— Start —

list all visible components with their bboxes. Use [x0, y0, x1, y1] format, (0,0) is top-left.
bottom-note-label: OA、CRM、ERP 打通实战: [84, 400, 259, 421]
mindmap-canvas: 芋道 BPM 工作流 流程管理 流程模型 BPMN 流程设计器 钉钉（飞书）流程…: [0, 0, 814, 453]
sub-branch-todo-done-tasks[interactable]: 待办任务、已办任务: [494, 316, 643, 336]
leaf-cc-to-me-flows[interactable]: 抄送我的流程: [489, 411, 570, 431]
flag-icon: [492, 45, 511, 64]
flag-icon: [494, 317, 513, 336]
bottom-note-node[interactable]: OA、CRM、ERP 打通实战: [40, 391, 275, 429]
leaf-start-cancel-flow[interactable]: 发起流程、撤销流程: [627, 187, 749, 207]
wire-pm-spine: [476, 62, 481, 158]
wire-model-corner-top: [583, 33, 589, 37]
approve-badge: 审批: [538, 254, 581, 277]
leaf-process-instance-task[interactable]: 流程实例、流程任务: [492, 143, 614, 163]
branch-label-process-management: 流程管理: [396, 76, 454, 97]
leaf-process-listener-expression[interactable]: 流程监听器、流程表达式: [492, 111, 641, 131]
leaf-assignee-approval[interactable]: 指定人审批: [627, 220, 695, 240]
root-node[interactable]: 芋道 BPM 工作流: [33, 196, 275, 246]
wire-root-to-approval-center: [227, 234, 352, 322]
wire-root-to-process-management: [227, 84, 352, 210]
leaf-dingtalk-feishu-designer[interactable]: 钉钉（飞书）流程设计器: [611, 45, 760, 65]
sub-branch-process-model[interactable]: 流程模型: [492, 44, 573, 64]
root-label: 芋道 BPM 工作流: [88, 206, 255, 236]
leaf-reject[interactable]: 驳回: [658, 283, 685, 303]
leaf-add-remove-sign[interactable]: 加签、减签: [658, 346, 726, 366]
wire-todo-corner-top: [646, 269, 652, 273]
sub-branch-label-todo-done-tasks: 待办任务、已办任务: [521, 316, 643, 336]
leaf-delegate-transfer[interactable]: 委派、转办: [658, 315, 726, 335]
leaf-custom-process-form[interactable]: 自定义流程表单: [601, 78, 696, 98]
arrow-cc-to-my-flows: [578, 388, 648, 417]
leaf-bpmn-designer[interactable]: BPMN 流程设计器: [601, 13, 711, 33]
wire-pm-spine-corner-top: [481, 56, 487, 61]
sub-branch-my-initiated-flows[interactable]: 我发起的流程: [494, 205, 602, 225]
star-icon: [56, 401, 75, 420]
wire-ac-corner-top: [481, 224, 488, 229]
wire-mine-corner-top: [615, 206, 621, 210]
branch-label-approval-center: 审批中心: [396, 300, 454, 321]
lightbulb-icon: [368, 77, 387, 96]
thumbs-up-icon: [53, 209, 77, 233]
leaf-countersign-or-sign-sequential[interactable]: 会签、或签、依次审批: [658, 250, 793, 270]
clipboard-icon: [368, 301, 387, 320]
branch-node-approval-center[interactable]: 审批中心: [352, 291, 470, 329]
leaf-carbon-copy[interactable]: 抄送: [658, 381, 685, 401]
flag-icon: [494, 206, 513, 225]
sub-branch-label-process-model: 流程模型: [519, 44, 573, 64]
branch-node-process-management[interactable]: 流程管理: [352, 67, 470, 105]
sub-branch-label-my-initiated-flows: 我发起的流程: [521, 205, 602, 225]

— End —

Gather every line of the records above that contains the string "审批中心", treating case as significant.

branch-label-approval-center: 审批中心: [396, 300, 454, 321]
branch-node-approval-center[interactable]: 审批中心: [352, 291, 470, 329]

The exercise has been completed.